Exercise prompt -
An exact copy of all the data is required, with pictures left out.

[Stored data]
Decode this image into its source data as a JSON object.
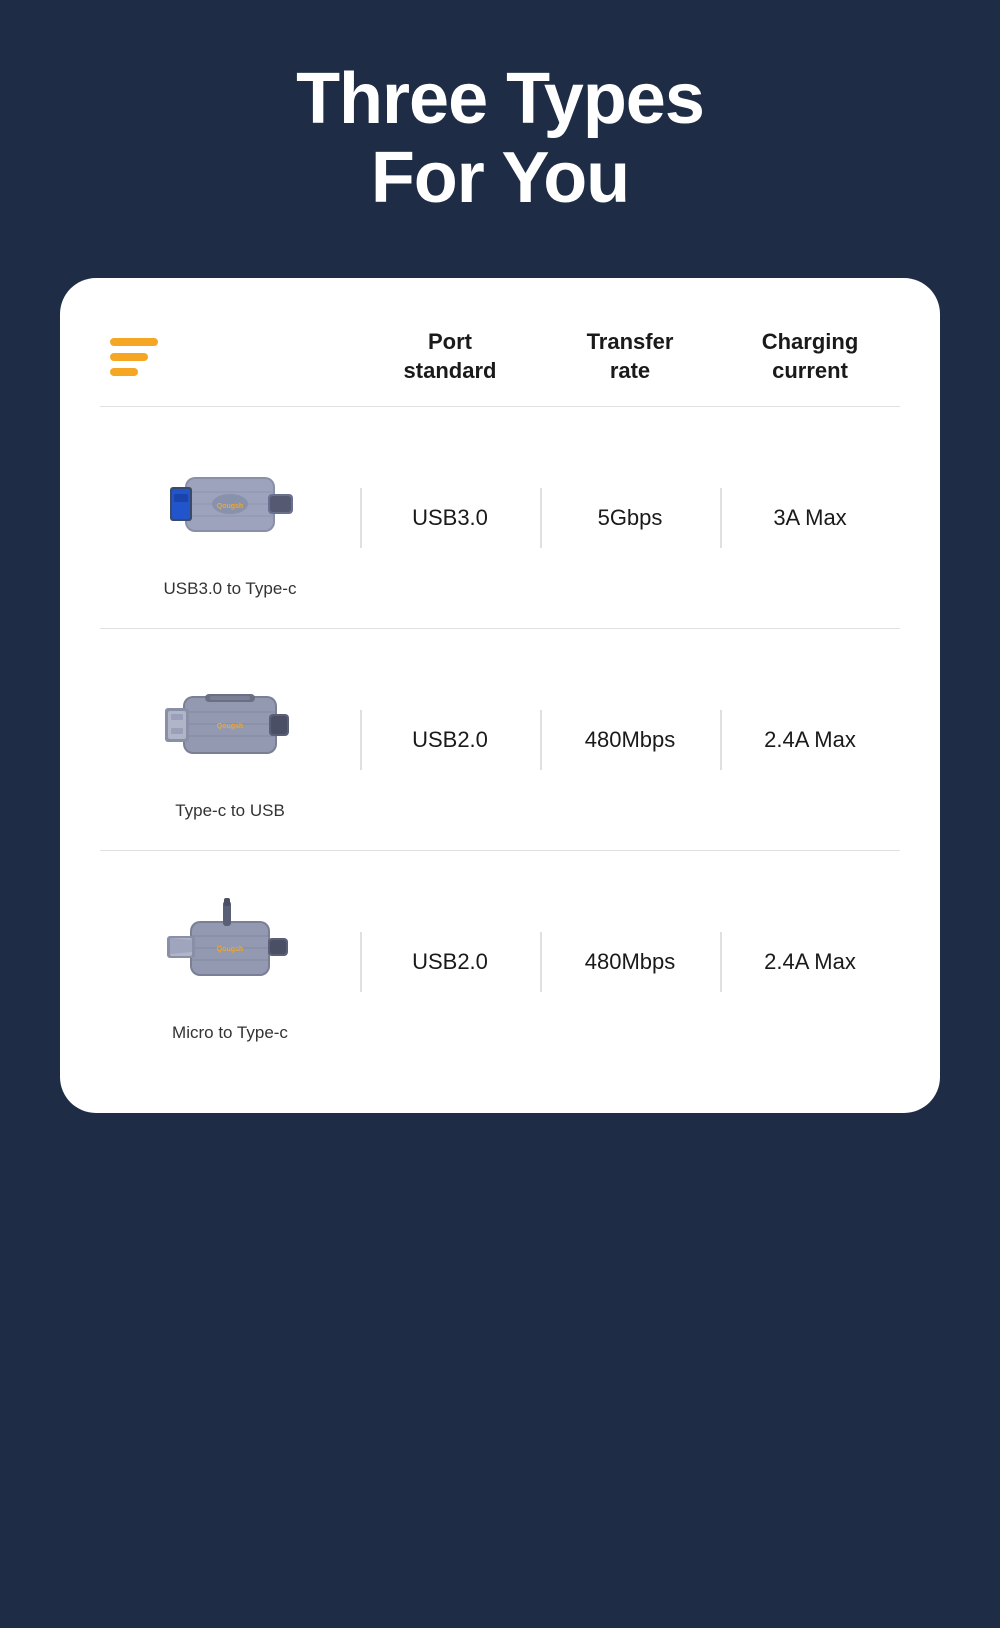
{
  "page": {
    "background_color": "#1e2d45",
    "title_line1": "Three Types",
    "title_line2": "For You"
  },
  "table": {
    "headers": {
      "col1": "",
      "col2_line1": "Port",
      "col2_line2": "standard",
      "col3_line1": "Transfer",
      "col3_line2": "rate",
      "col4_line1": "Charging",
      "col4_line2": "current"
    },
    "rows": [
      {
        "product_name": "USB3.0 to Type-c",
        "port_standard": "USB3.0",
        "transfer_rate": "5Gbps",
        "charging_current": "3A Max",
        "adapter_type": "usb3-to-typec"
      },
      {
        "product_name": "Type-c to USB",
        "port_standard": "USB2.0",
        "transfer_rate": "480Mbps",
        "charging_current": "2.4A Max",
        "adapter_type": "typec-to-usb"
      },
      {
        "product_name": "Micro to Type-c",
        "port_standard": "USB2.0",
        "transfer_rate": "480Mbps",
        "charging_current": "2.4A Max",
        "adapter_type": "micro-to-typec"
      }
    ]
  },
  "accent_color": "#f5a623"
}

Complete output -
Decode this image into its source data as a JSON object.
{
  "page": {
    "background_color": "#1e2d45",
    "title_line1": "Three Types",
    "title_line2": "For You"
  },
  "table": {
    "headers": {
      "col1": "",
      "col2_line1": "Port",
      "col2_line2": "standard",
      "col3_line1": "Transfer",
      "col3_line2": "rate",
      "col4_line1": "Charging",
      "col4_line2": "current"
    },
    "rows": [
      {
        "product_name": "USB3.0 to Type-c",
        "port_standard": "USB3.0",
        "transfer_rate": "5Gbps",
        "charging_current": "3A Max",
        "adapter_type": "usb3-to-typec"
      },
      {
        "product_name": "Type-c to USB",
        "port_standard": "USB2.0",
        "transfer_rate": "480Mbps",
        "charging_current": "2.4A Max",
        "adapter_type": "typec-to-usb"
      },
      {
        "product_name": "Micro to Type-c",
        "port_standard": "USB2.0",
        "transfer_rate": "480Mbps",
        "charging_current": "2.4A Max",
        "adapter_type": "micro-to-typec"
      }
    ]
  },
  "accent_color": "#f5a623"
}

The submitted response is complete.